### Short problem
Please retype the records below exactly, leaving out any pictures.

[Data records]
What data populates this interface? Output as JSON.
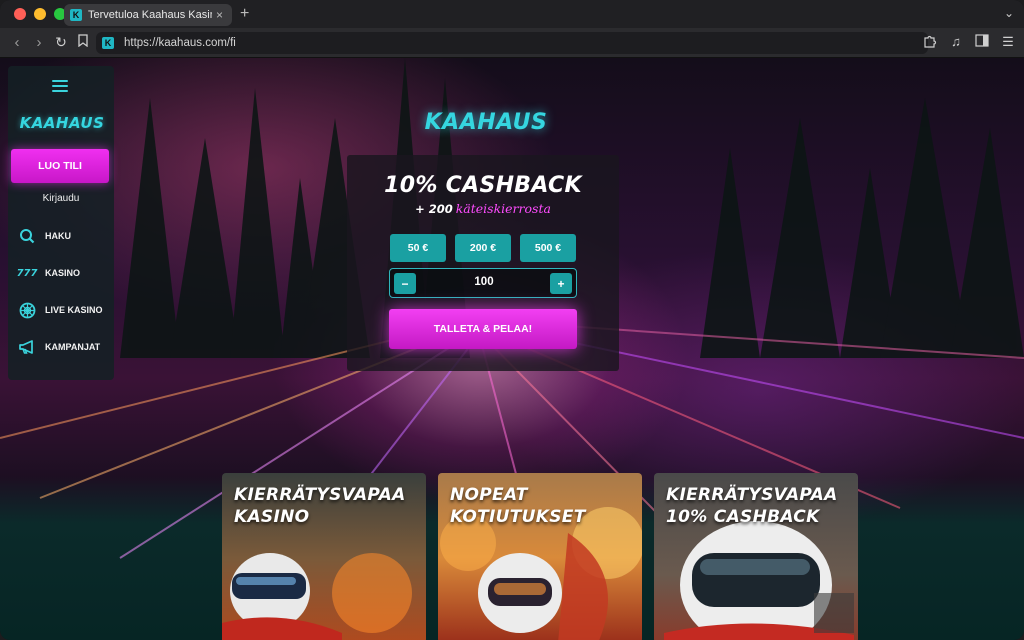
{
  "browser": {
    "tab_title": "Tervetuloa Kaahaus Kasinolle",
    "favicon_letter": "K",
    "new_tab": "+",
    "tab_close": "×",
    "url": "https://kaahaus.com/fi"
  },
  "sidebar": {
    "logo": "KAAHAUS",
    "register_label": "LUO TILI",
    "login_label": "Kirjaudu",
    "items": [
      {
        "label": "HAKU",
        "icon": "search-icon"
      },
      {
        "label": "KASINO",
        "icon": "slot-777-icon"
      },
      {
        "label": "LIVE KASINO",
        "icon": "roulette-icon"
      },
      {
        "label": "KAMPANJAT",
        "icon": "megaphone-icon"
      }
    ]
  },
  "hero": {
    "logo": "KAAHAUS",
    "title": "10% CASHBACK",
    "subtitle_prefix": "+ 200",
    "subtitle_script": "käteiskierrosta",
    "amounts": [
      "50 €",
      "200 €",
      "500 €"
    ],
    "stepper_value": "100",
    "minus": "−",
    "plus": "+",
    "deposit_label": "TALLETA & PELAA!"
  },
  "promos": [
    {
      "line1": "KIERRÄTYSVAPAA",
      "line2": "KASINO"
    },
    {
      "line1": "NOPEAT",
      "line2": "KOTIUTUKSET"
    },
    {
      "line1": "KIERRÄTYSVAPAA",
      "line2": "10% CASHBACK"
    }
  ],
  "colors": {
    "accent_cyan": "#35d6e0",
    "accent_magenta": "#f02ff0",
    "amount_button": "#1aa0a2"
  }
}
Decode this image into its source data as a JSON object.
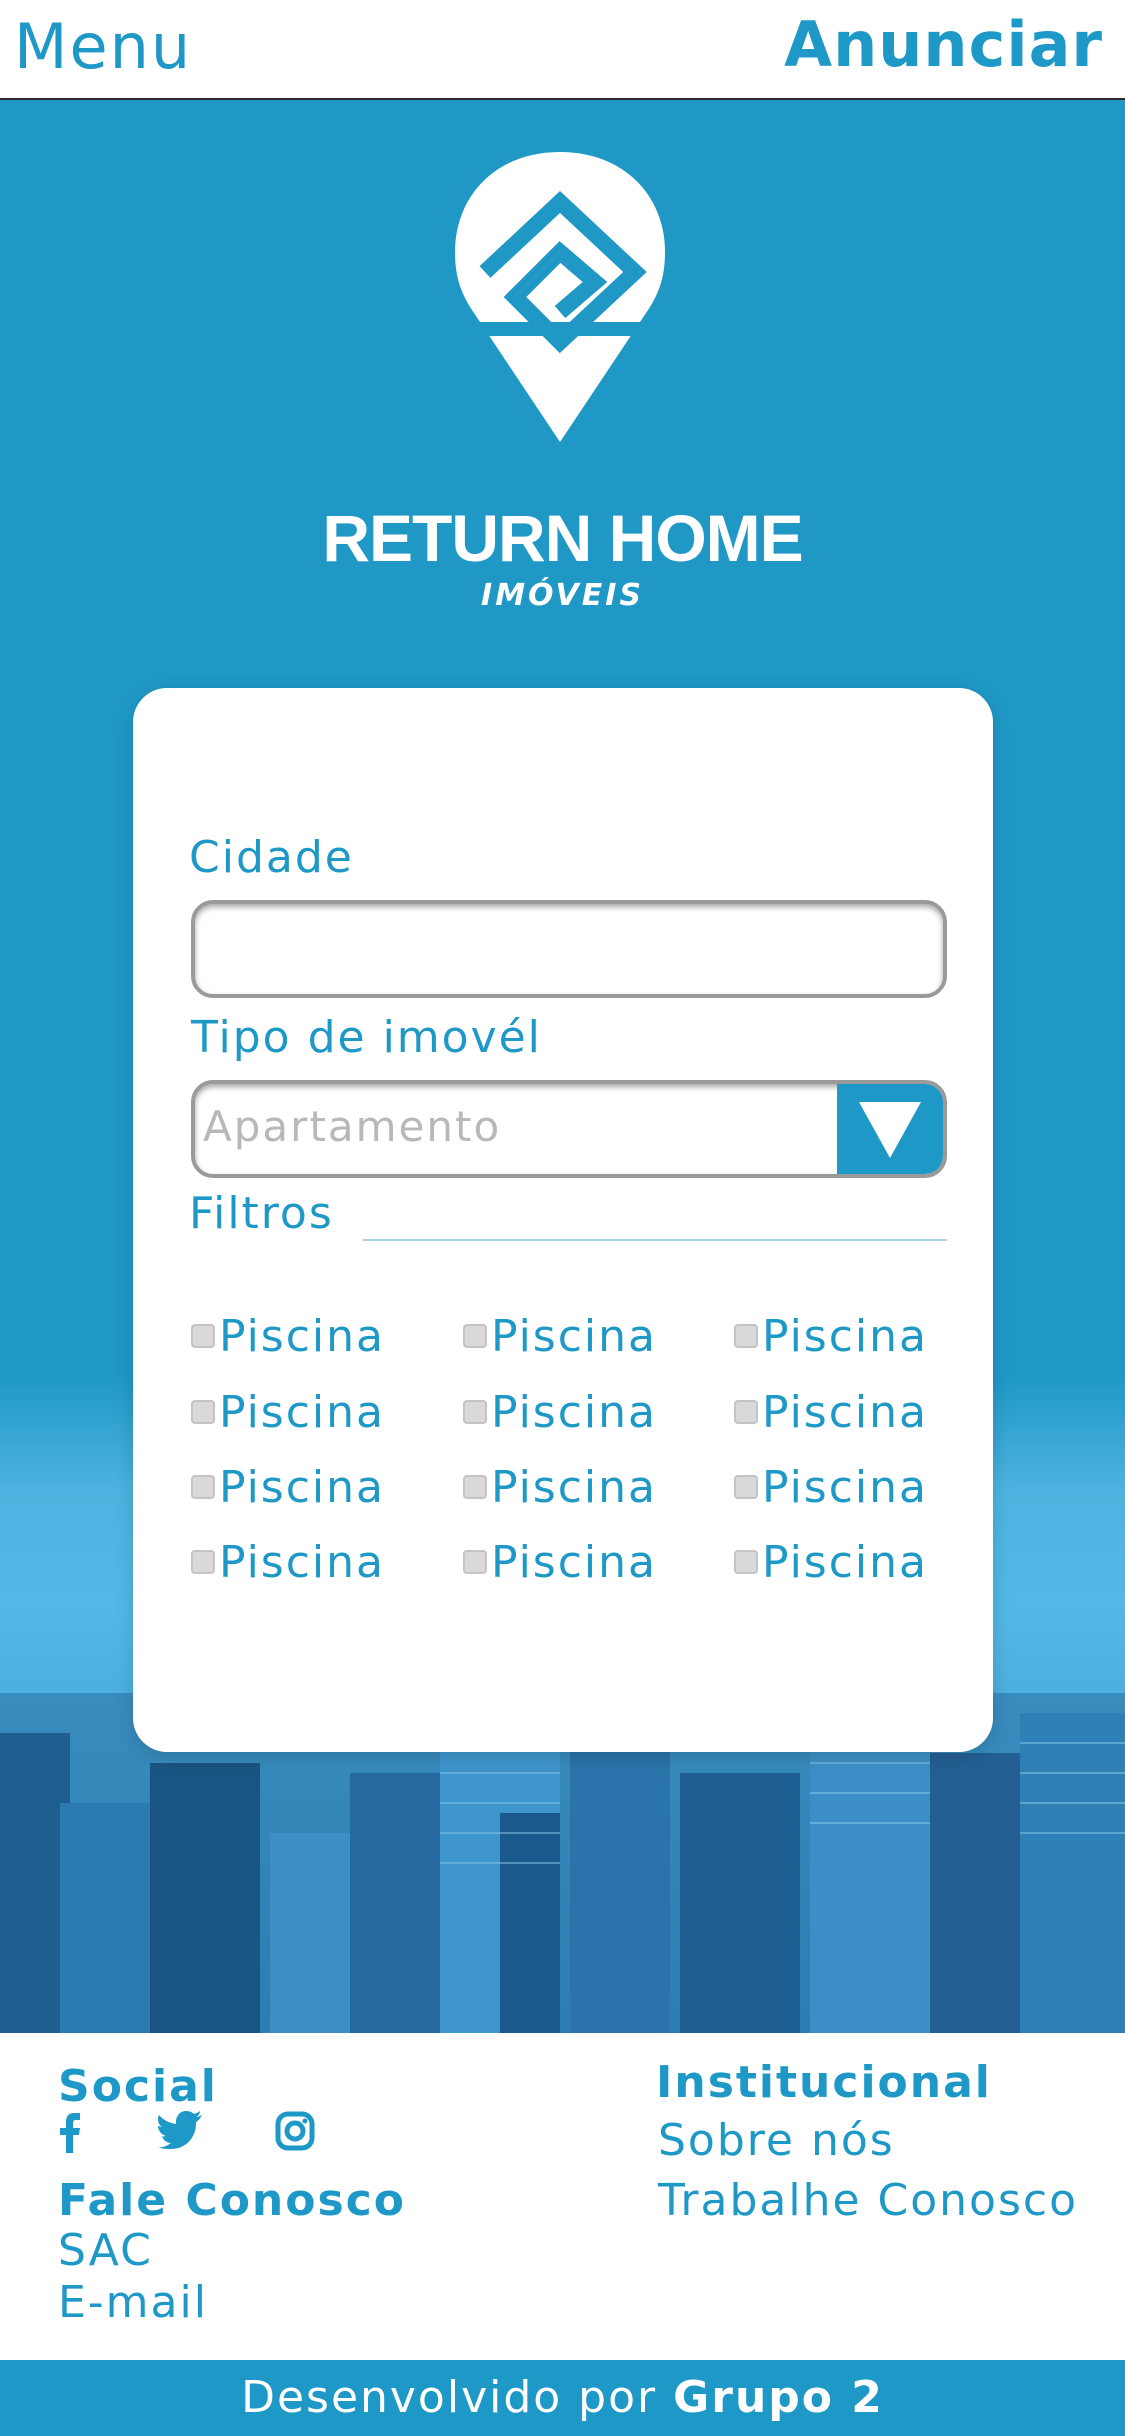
{
  "header": {
    "menu_label": "Menu",
    "announce_label": "Anunciar"
  },
  "brand": {
    "name": "RETURN HOME",
    "subtitle": "IMÓVEIS"
  },
  "search_form": {
    "city_label": "Cidade",
    "city_value": "",
    "type_label": "Tipo de imovél",
    "type_selected": "Apartamento",
    "filters_label": "Filtros",
    "filters": [
      "Piscina",
      "Piscina",
      "Piscina",
      "Piscina",
      "Piscina",
      "Piscina",
      "Piscina",
      "Piscina",
      "Piscina",
      "Piscina",
      "Piscina",
      "Piscina"
    ]
  },
  "footer": {
    "social_heading": "Social",
    "social_icons": [
      "facebook-icon",
      "twitter-icon",
      "instagram-icon"
    ],
    "contact_heading": "Fale Conosco",
    "contact_links": [
      "SAC",
      "E-mail"
    ],
    "institutional_heading": "Institucional",
    "institutional_links": [
      "Sobre nós",
      "Trabalhe Conosco"
    ]
  },
  "credit": {
    "prefix": "Desenvolvido por",
    "team": "Grupo 2"
  },
  "colors": {
    "brand_blue": "#1e98c6",
    "white": "#ffffff"
  }
}
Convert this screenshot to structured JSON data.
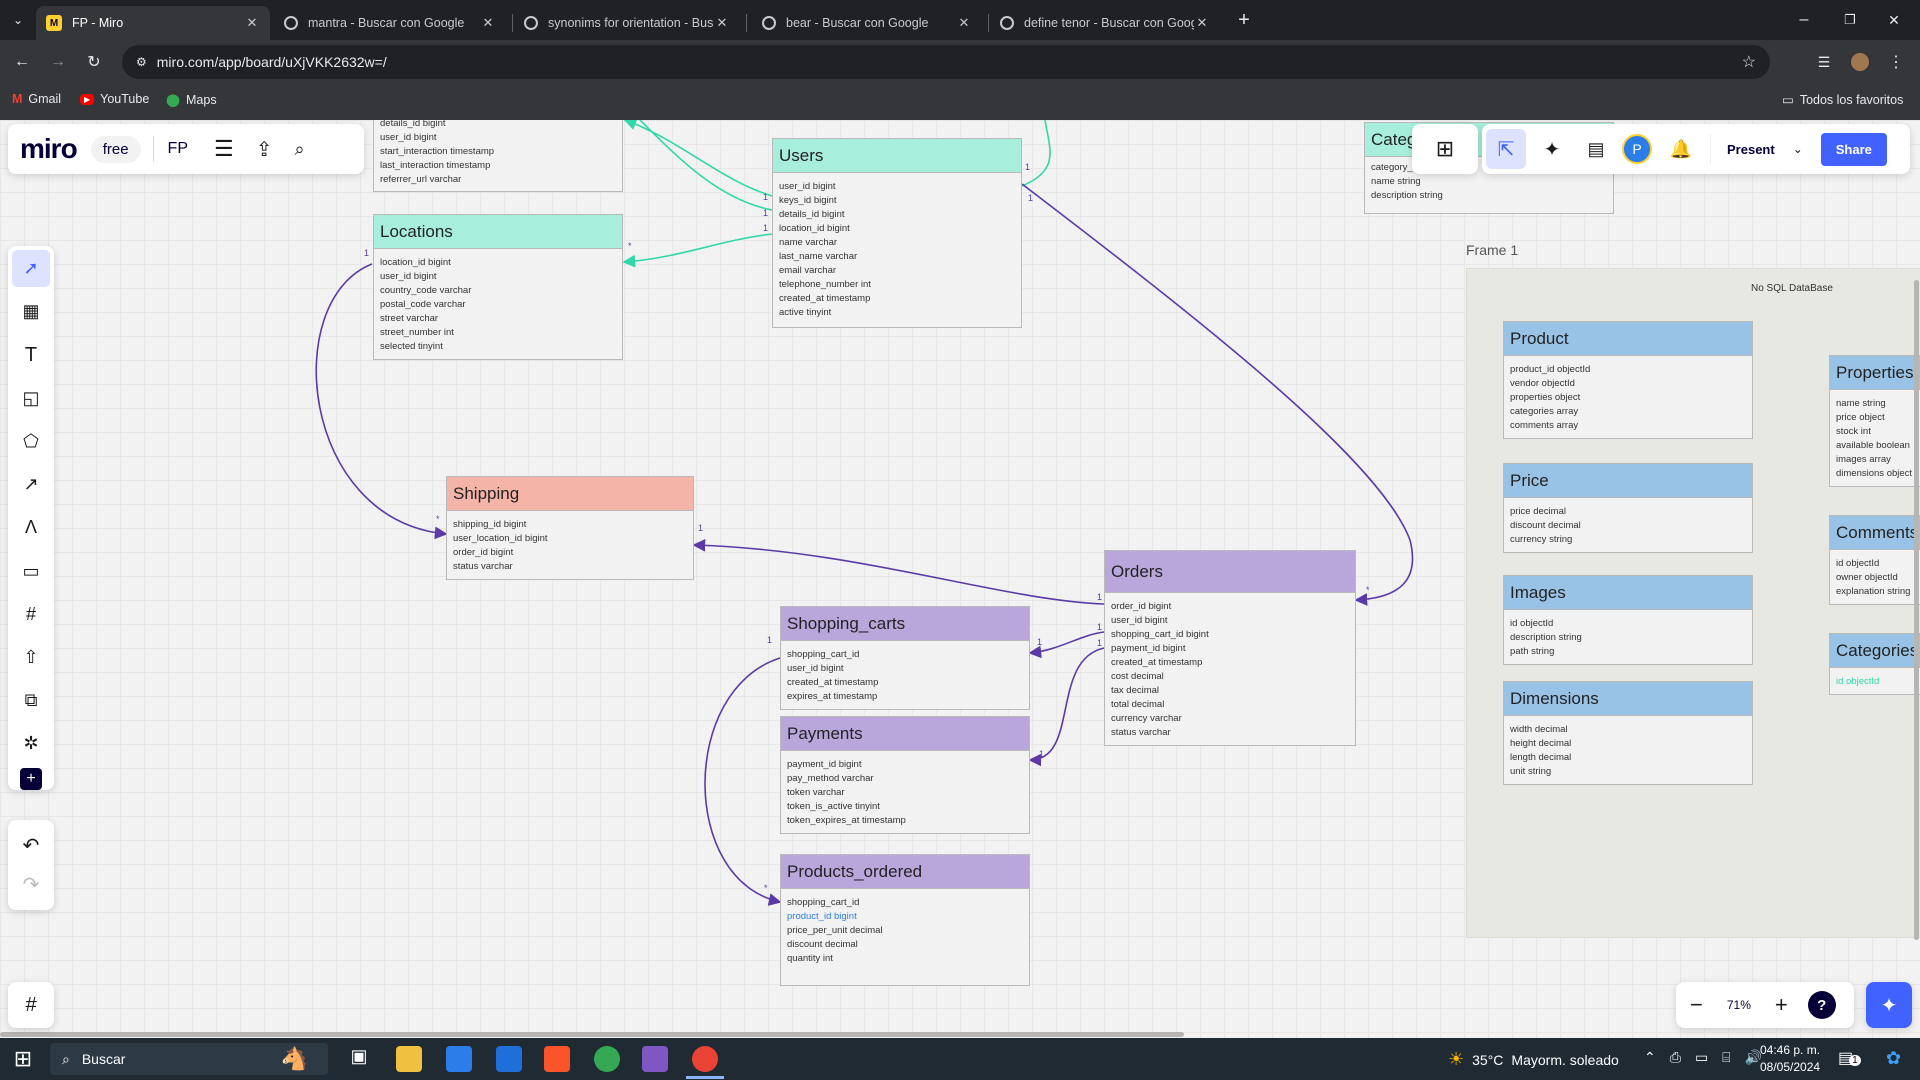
{
  "browser": {
    "tabs": [
      {
        "title": "FP - Miro",
        "active": true
      },
      {
        "title": "mantra - Buscar con Google"
      },
      {
        "title": "synonims for orientation - Busc"
      },
      {
        "title": "bear - Buscar con Google"
      },
      {
        "title": "define tenor - Buscar con Goog"
      }
    ],
    "url": "miro.com/app/board/uXjVKK2632w=/",
    "bookmarks": [
      "Gmail",
      "YouTube",
      "Maps"
    ],
    "bookmarks_right": "Todos los favoritos"
  },
  "miro": {
    "logo": "miro",
    "plan_badge": "free",
    "board_name": "FP",
    "present_label": "Present",
    "share_label": "Share",
    "avatar_letter": "P",
    "zoom": "71%",
    "frame_title": "Frame 1",
    "nosql_label": "No SQL  DataBase"
  },
  "tables": {
    "top_partial": {
      "fields": [
        "details_id bigint",
        "user_id bigint",
        "start_interaction timestamp",
        "last_interaction timestamp",
        "referrer_url  varchar"
      ]
    },
    "users": {
      "title": "Users",
      "fields": [
        "user_id bigint",
        "keys_id bigint",
        "details_id bigint",
        "location_id bigint",
        "name varchar",
        "last_name varchar",
        "email varchar",
        "telephone_number int",
        "created_at timestamp",
        "active tinyint"
      ]
    },
    "categories_top": {
      "title": "Catego",
      "fields": [
        "category_id",
        "name string",
        "description string"
      ]
    },
    "locations": {
      "title": "Locations",
      "fields": [
        "location_id bigint",
        "user_id bigint",
        "country_code varchar",
        "postal_code varchar",
        "street varchar",
        "street_number int",
        "selected tinyint"
      ]
    },
    "shipping": {
      "title": "Shipping",
      "fields": [
        "shipping_id bigint",
        "user_location_id bigint",
        "order_id bigint",
        "status varchar"
      ]
    },
    "orders": {
      "title": "Orders",
      "fields": [
        "order_id bigint",
        "user_id bigint",
        "shopping_cart_id bigint",
        "payment_id bigint",
        "created_at timestamp",
        "cost decimal",
        "tax decimal",
        "total decimal",
        "currency varchar",
        "status varchar"
      ]
    },
    "shopping_carts": {
      "title": "Shopping_carts",
      "fields": [
        "shopping_cart_id",
        "user_id bigint",
        "created_at timestamp",
        "expires_at timestamp"
      ]
    },
    "payments": {
      "title": "Payments",
      "fields": [
        "payment_id bigint",
        "pay_method varchar",
        "token varchar",
        "token_is_active tinyint",
        "token_expires_at timestamp"
      ]
    },
    "products_ordered": {
      "title": "Products_ordered",
      "fields": [
        "shopping_cart_id",
        "product_id bigint",
        "price_per_unit decimal",
        "discount decimal",
        "quantity int"
      ]
    },
    "product": {
      "title": "Product",
      "fields": [
        "product_id objectId",
        "vendor objectId",
        "properties object",
        "categories  array",
        "comments array"
      ]
    },
    "price": {
      "title": "Price",
      "fields": [
        "price decimal",
        "discount decimal",
        "currency string"
      ]
    },
    "images": {
      "title": "Images",
      "fields": [
        "id objectId",
        "description string",
        "path string"
      ]
    },
    "dimensions": {
      "title": "Dimensions",
      "fields": [
        "width decimal",
        "height decimal",
        "length decimal",
        "unit string"
      ]
    },
    "properties": {
      "title": "Properties",
      "fields": [
        "name string",
        "price object",
        "stock int",
        "available boolean",
        "images array",
        "dimensions object"
      ]
    },
    "comments": {
      "title": "Comments",
      "fields": [
        "id objectId",
        "owner objectId",
        "explanation string"
      ]
    },
    "categories": {
      "title": "Categories",
      "fields": [
        "id objectId"
      ]
    }
  },
  "relation_labels": {
    "one": "1",
    "many": "*"
  },
  "taskbar": {
    "search_placeholder": "Buscar",
    "weather_temp": "35°C",
    "weather_desc": "Mayorm. soleado",
    "time": "04:46 p. m.",
    "date": "08/05/2024",
    "notif_count": "1"
  }
}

### Result of this exercise
What data populates this interface? Output as JSON.
{
  "browser": {
    "tab_title": "Tervetuloa Kaahaus Kasinolle",
    "favicon_letter": "K",
    "new_tab": "+",
    "tab_close": "×",
    "url": "https://kaahaus.com/fi"
  },
  "sidebar": {
    "logo": "KAAHAUS",
    "register_label": "LUO TILI",
    "login_label": "Kirjaudu",
    "items": [
      {
        "label": "HAKU",
        "icon": "search-icon"
      },
      {
        "label": "KASINO",
        "icon": "slot-777-icon"
      },
      {
        "label": "LIVE KASINO",
        "icon": "roulette-icon"
      },
      {
        "label": "KAMPANJAT",
        "icon": "megaphone-icon"
      }
    ]
  },
  "hero": {
    "logo": "KAAHAUS",
    "title": "10% CASHBACK",
    "subtitle_prefix": "+ 200",
    "subtitle_script": "käteiskierrosta",
    "amounts": [
      "50 €",
      "200 €",
      "500 €"
    ],
    "stepper_value": "100",
    "minus": "−",
    "plus": "+",
    "deposit_label": "TALLETA & PELAA!"
  },
  "promos": [
    {
      "line1": "KIERRÄTYSVAPAA",
      "line2": "KASINO"
    },
    {
      "line1": "NOPEAT",
      "line2": "KOTIUTUKSET"
    },
    {
      "line1": "KIERRÄTYSVAPAA",
      "line2": "10% CASHBACK"
    }
  ],
  "colors": {
    "accent_cyan": "#35d6e0",
    "accent_magenta": "#f02ff0",
    "amount_button": "#1aa0a2"
  }
}
Decode this image into its source data as a JSON object.
{
  "header": {
    "menu_label": "Menu",
    "announce_label": "Anunciar"
  },
  "brand": {
    "name": "RETURN HOME",
    "subtitle": "IMÓVEIS"
  },
  "search_form": {
    "city_label": "Cidade",
    "city_value": "",
    "type_label": "Tipo de imovél",
    "type_selected": "Apartamento",
    "filters_label": "Filtros",
    "filters": [
      "Piscina",
      "Piscina",
      "Piscina",
      "Piscina",
      "Piscina",
      "Piscina",
      "Piscina",
      "Piscina",
      "Piscina",
      "Piscina",
      "Piscina",
      "Piscina"
    ]
  },
  "footer": {
    "social_heading": "Social",
    "social_icons": [
      "facebook-icon",
      "twitter-icon",
      "instagram-icon"
    ],
    "contact_heading": "Fale Conosco",
    "contact_links": [
      "SAC",
      "E-mail"
    ],
    "institutional_heading": "Institucional",
    "institutional_links": [
      "Sobre nós",
      "Trabalhe Conosco"
    ]
  },
  "credit": {
    "prefix": "Desenvolvido por",
    "team": "Grupo 2"
  },
  "colors": {
    "brand_blue": "#1e98c6",
    "white": "#ffffff"
  }
}
Convert this screenshot to structured JSON data.
{
  "browser": {
    "tabs": [
      {
        "title": "FP - Miro",
        "active": true
      },
      {
        "title": "mantra - Buscar con Google"
      },
      {
        "title": "synonims for orientation - Busc"
      },
      {
        "title": "bear - Buscar con Google"
      },
      {
        "title": "define tenor - Buscar con Goog"
      }
    ],
    "url": "miro.com/app/board/uXjVKK2632w=/",
    "bookmarks": [
      "Gmail",
      "YouTube",
      "Maps"
    ],
    "bookmarks_right": "Todos los favoritos"
  },
  "miro": {
    "logo": "miro",
    "plan_badge": "free",
    "board_name": "FP",
    "present_label": "Present",
    "share_label": "Share",
    "avatar_letter": "P",
    "zoom": "71%",
    "frame_title": "Frame 1",
    "nosql_label": "No SQL  DataBase"
  },
  "tables": {
    "top_partial": {
      "fields": [
        "details_id bigint",
        "user_id bigint",
        "start_interaction timestamp",
        "last_interaction timestamp",
        "referrer_url  varchar"
      ]
    },
    "users": {
      "title": "Users",
      "fields": [
        "user_id bigint",
        "keys_id bigint",
        "details_id bigint",
        "location_id bigint",
        "name varchar",
        "last_name varchar",
        "email varchar",
        "telephone_number int",
        "created_at timestamp",
        "active tinyint"
      ]
    },
    "categories_top": {
      "title": "Catego",
      "fields": [
        "category_id",
        "name string",
        "description string"
      ]
    },
    "locations": {
      "title": "Locations",
      "fields": [
        "location_id bigint",
        "user_id bigint",
        "country_code varchar",
        "postal_code varchar",
        "street varchar",
        "street_number int",
        "selected tinyint"
      ]
    },
    "shipping": {
      "title": "Shipping",
      "fields": [
        "shipping_id bigint",
        "user_location_id bigint",
        "order_id bigint",
        "status varchar"
      ]
    },
    "orders": {
      "title": "Orders",
      "fields": [
        "order_id bigint",
        "user_id bigint",
        "shopping_cart_id bigint",
        "payment_id bigint",
        "created_at timestamp",
        "cost decimal",
        "tax decimal",
        "total decimal",
        "currency varchar",
        "status varchar"
      ]
    },
    "shopping_carts": {
      "title": "Shopping_carts",
      "fields": [
        "shopping_cart_id",
        "user_id bigint",
        "created_at timestamp",
        "expires_at timestamp"
      ]
    },
    "payments": {
      "title": "Payments",
      "fields": [
        "payment_id bigint",
        "pay_method varchar",
        "token varchar",
        "token_is_active tinyint",
        "token_expires_at timestamp"
      ]
    },
    "products_ordered": {
      "title": "Products_ordered",
      "fields": [
        "shopping_cart_id",
        "product_id bigint",
        "price_per_unit decimal",
        "discount decimal",
        "quantity int"
      ]
    },
    "product": {
      "title": "Product",
      "fields": [
        "product_id objectId",
        "vendor objectId",
        "properties object",
        "categories  array",
        "comments array"
      ]
    },
    "price": {
      "title": "Price",
      "fields": [
        "price decimal",
        "discount decimal",
        "currency string"
      ]
    },
    "images": {
      "title": "Images",
      "fields": [
        "id objectId",
        "description string",
        "path string"
      ]
    },
    "dimensions": {
      "title": "Dimensions",
      "fields": [
        "width decimal",
        "height decimal",
        "length decimal",
        "unit string"
      ]
    },
    "properties": {
      "title": "Properties",
      "fields": [
        "name string",
        "price object",
        "stock int",
        "available boolean",
        "images array",
        "dimensions object"
      ]
    },
    "comments": {
      "title": "Comments",
      "fields": [
        "id objectId",
        "owner objectId",
        "explanation string"
      ]
    },
    "categories": {
      "title": "Categories",
      "fields": [
        "id objectId"
      ]
    }
  },
  "relation_labels": {
    "one": "1",
    "many": "*"
  },
  "taskbar": {
    "search_placeholder": "Buscar",
    "weather_temp": "35°C",
    "weather_desc": "Mayorm. soleado",
    "time": "04:46 p. m.",
    "date": "08/05/2024",
    "notif_count": "1"
  }
}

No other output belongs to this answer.